*Data provided*
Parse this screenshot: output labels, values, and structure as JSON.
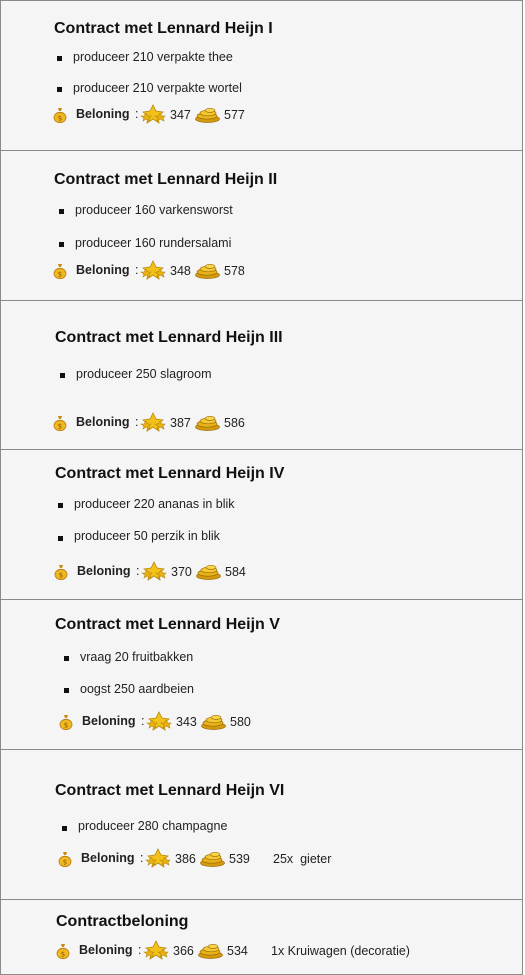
{
  "reward_label": "Beloning",
  "reward_colon": ":",
  "icons": {
    "bag": "money-bag-icon",
    "xp": "gold-star-cluster-icon",
    "coins": "gold-coins-icon"
  },
  "contracts": [
    {
      "title": "Contract met Lennard Heijn I",
      "tasks": [
        "produceer 210 verpakte thee",
        "produceer 210 verpakte wortel"
      ],
      "xp": "347",
      "coins": "577",
      "extra": ""
    },
    {
      "title": "Contract met Lennard Heijn II",
      "tasks": [
        "produceer 160 varkensworst",
        "produceer 160 rundersalami"
      ],
      "xp": "348",
      "coins": "578",
      "extra": ""
    },
    {
      "title": "Contract met Lennard Heijn III",
      "tasks": [
        "produceer 250 slagroom"
      ],
      "xp": "387",
      "coins": "586",
      "extra": ""
    },
    {
      "title": "Contract met Lennard Heijn IV",
      "tasks": [
        "produceer 220 ananas in blik",
        "produceer 50 perzik in blik"
      ],
      "xp": "370",
      "coins": "584",
      "extra": ""
    },
    {
      "title": "Contract met Lennard Heijn V",
      "tasks": [
        "vraag 20 fruitbakken",
        "oogst 250 aardbeien"
      ],
      "xp": "343",
      "coins": "580",
      "extra": ""
    },
    {
      "title": "Contract met Lennard Heijn VI",
      "tasks": [
        "produceer 280 champagne"
      ],
      "xp": "386",
      "coins": "539",
      "extra": "25x  gieter"
    },
    {
      "title": "Contractbeloning",
      "tasks": [],
      "xp": "366",
      "coins": "534",
      "extra": "1x Kruiwagen (decoratie)"
    }
  ]
}
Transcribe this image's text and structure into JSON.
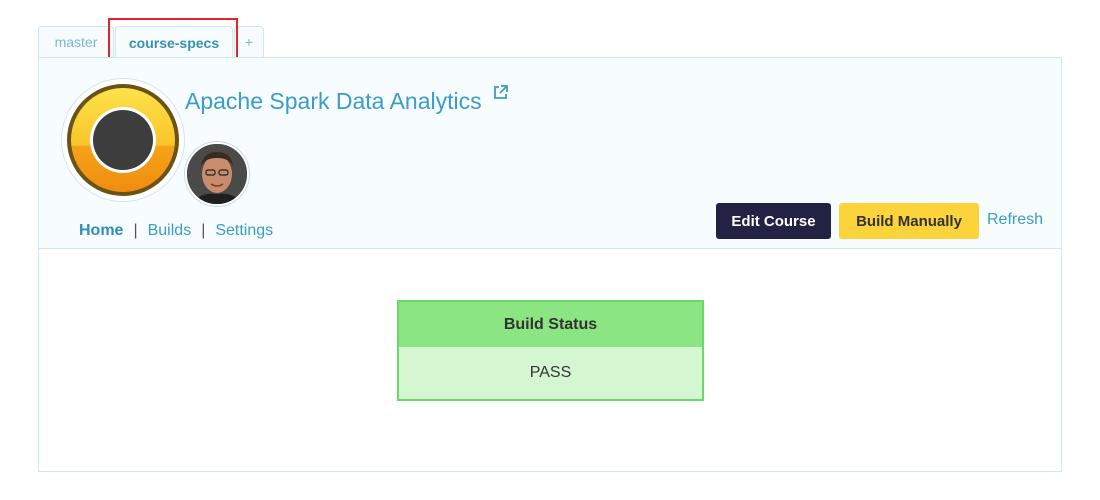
{
  "tabs": [
    {
      "label": "master"
    },
    {
      "label": "course-specs"
    },
    {
      "label": "+"
    }
  ],
  "course": {
    "title": "Apache Spark Data Analytics"
  },
  "nav": {
    "items": [
      {
        "label": "Home"
      },
      {
        "label": "Builds"
      },
      {
        "label": "Settings"
      }
    ],
    "separator": "|"
  },
  "actions": {
    "edit_label": "Edit Course",
    "build_label": "Build Manually",
    "refresh_label": "Refresh"
  },
  "build_status": {
    "header": "Build Status",
    "value": "PASS"
  },
  "colors": {
    "accent": "#3a9cc8",
    "edit_button": "#222244",
    "build_button": "#fbd33a",
    "status_header": "#8ae582",
    "status_body": "#d4f6d0",
    "highlight": "#e0252c"
  }
}
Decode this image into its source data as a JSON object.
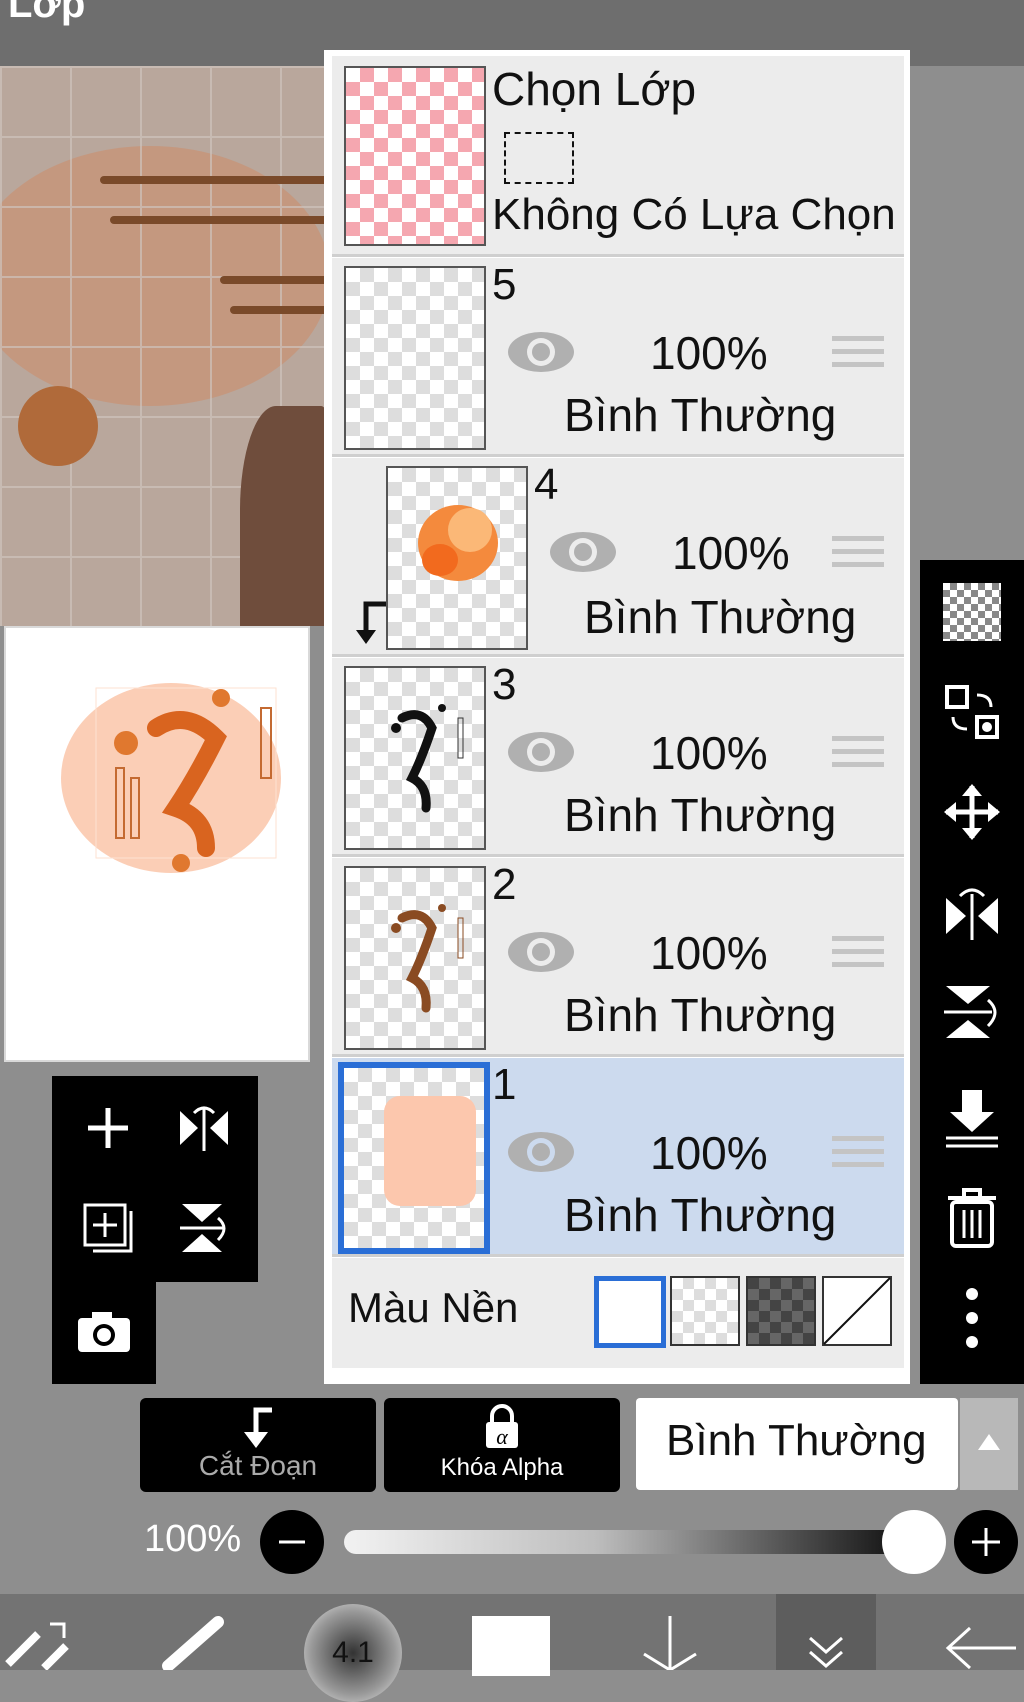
{
  "header": {
    "title": "Lớp"
  },
  "selection_layer": {
    "title": "Chọn Lớp",
    "status": "Không Có Lựa Chọn"
  },
  "layers": [
    {
      "number": "5",
      "opacity": "100%",
      "blend": "Bình Thường",
      "selected": false,
      "clipped": false
    },
    {
      "number": "4",
      "opacity": "100%",
      "blend": "Bình Thường",
      "selected": false,
      "clipped": true
    },
    {
      "number": "3",
      "opacity": "100%",
      "blend": "Bình Thường",
      "selected": false,
      "clipped": false
    },
    {
      "number": "2",
      "opacity": "100%",
      "blend": "Bình Thường",
      "selected": false,
      "clipped": false
    },
    {
      "number": "1",
      "opacity": "100%",
      "blend": "Bình Thường",
      "selected": true,
      "clipped": false
    }
  ],
  "background": {
    "label": "Màu Nền"
  },
  "bottom": {
    "clip_label": "Cắt Đoạn",
    "alpha_lock_label": "Khóa Alpha",
    "blend_mode": "Bình Thường",
    "opacity_label": "100%",
    "opacity_value": 1.0
  },
  "brush": {
    "size_label": "4.1"
  },
  "colors": {
    "selected_row": "#ccdaee",
    "selected_border": "#2a6ed6",
    "accent_orange": "#f08a4b"
  },
  "icons": {
    "right_toolbar": [
      "checker-icon",
      "transform-icon",
      "move-icon",
      "flip-horizontal-icon",
      "flip-vertical-icon",
      "merge-down-icon",
      "trash-icon",
      "more-icon"
    ],
    "left_pad": [
      "add-layer-icon",
      "flip-h-icon",
      "add-copy-icon",
      "flip-v-icon",
      "camera-icon"
    ]
  }
}
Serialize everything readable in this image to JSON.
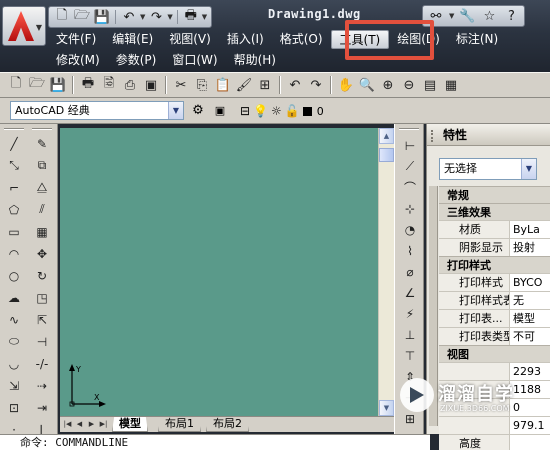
{
  "title_bar": {
    "document_title": "Drawing1.dwg",
    "app_icon": "autocad-logo-icon",
    "quick_access": [
      "new-icon",
      "open-icon",
      "save-icon",
      "undo-icon",
      "redo-icon",
      "print-icon"
    ]
  },
  "menu": {
    "row1": [
      {
        "label": "文件(F)"
      },
      {
        "label": "编辑(E)"
      },
      {
        "label": "视图(V)"
      },
      {
        "label": "插入(I)"
      },
      {
        "label": "格式(O)"
      },
      {
        "label": "工具(T)",
        "active": true
      },
      {
        "label": "绘图(D)"
      },
      {
        "label": "标注(N)"
      }
    ],
    "row2": [
      {
        "label": "修改(M)"
      },
      {
        "label": "参数(P)"
      },
      {
        "label": "窗口(W)"
      },
      {
        "label": "帮助(H)"
      }
    ],
    "highlight_color": "#e2503d"
  },
  "workspace": {
    "selected": "AutoCAD 经典",
    "layer_value": "0"
  },
  "layout_tabs": [
    {
      "label": "模型",
      "active": true
    },
    {
      "label": "布局1",
      "active": false
    },
    {
      "label": "布局2",
      "active": false
    }
  ],
  "command_line": {
    "text": "命令: COMMANDLINE"
  },
  "properties": {
    "title": "特性",
    "selection": "无选择",
    "sections": [
      {
        "title": "常规",
        "rows": []
      },
      {
        "title": "三维效果",
        "rows": [
          {
            "key": "材质",
            "value": "ByLa"
          },
          {
            "key": "阴影显示",
            "value": "投射"
          }
        ]
      },
      {
        "title": "打印样式",
        "rows": [
          {
            "key": "打印样式",
            "value": "BYCO"
          },
          {
            "key": "打印样式表",
            "value": "无"
          },
          {
            "key": "打印表...",
            "value": "模型"
          },
          {
            "key": "打印表类型",
            "value": "不可"
          }
        ]
      },
      {
        "title": "视图",
        "rows": [
          {
            "key": "",
            "value": "2293"
          },
          {
            "key": "",
            "value": "1188"
          },
          {
            "key": "",
            "value": "0"
          },
          {
            "key": "",
            "value": "979.1"
          },
          {
            "key": "高度",
            "value": ""
          }
        ]
      }
    ]
  },
  "ucs": {
    "y_label": "Y",
    "x_label": "X"
  },
  "watermark": {
    "brand": "溜溜自学",
    "url": "ZIXUE.3D66.COM"
  },
  "colors": {
    "drawing_bg": "#5a9a8a",
    "chrome": "#d4d0c8",
    "title_dark": "#2b3340"
  }
}
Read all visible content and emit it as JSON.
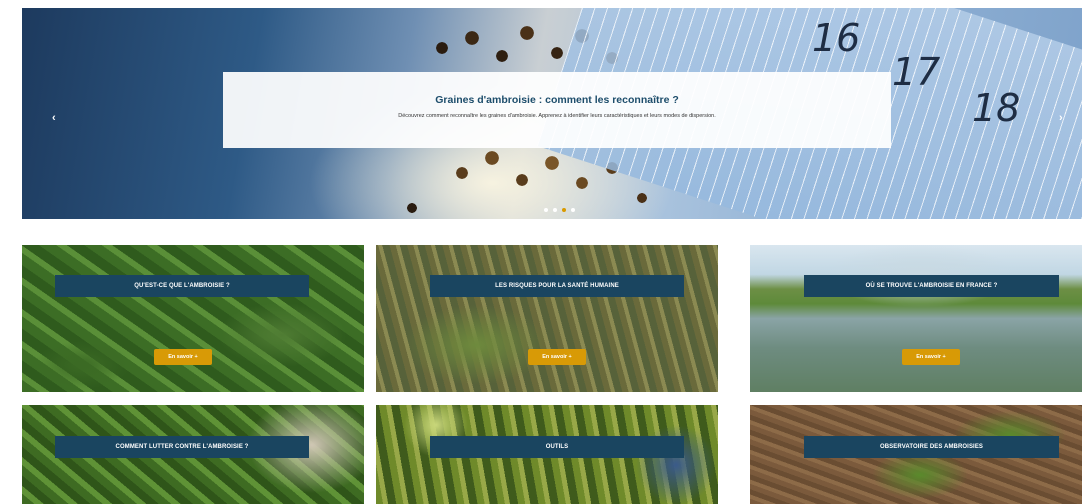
{
  "carousel": {
    "title": "Graines d'ambroisie : comment les reconnaître ?",
    "description": "Découvrez comment reconnaître les graines d'ambroisie. Apprenez à identifier leurs caractéristiques et leurs modes de dispersion.",
    "prev_label": "‹",
    "next_label": "›",
    "slide_count": 4,
    "active_slide": 3,
    "ruler_numbers": [
      "16",
      "17",
      "18"
    ]
  },
  "tiles": [
    {
      "label": "QU'EST-CE QUE L'AMBROISIE ?",
      "button": "En savoir +"
    },
    {
      "label": "LES RISQUES POUR LA SANTÉ HUMAINE",
      "button": "En savoir +"
    },
    {
      "label": "OÙ SE TROUVE L'AMBROISIE EN FRANCE ?",
      "button": "En savoir +"
    },
    {
      "label": "COMMENT LUTTER CONTRE L'AMBROISIE ?"
    },
    {
      "label": "OUTILS"
    },
    {
      "label": "OBSERVATOIRE DES AMBROISIES"
    }
  ],
  "colors": {
    "label_bg": "#1a4560",
    "button_bg": "#d89a06",
    "title_color": "#1d4d6b",
    "active_dot": "#d99a00"
  }
}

*Directive*
Of the lines above, how many hold the string "reconnaître"? Answer with only the number.

*Output of the task*
2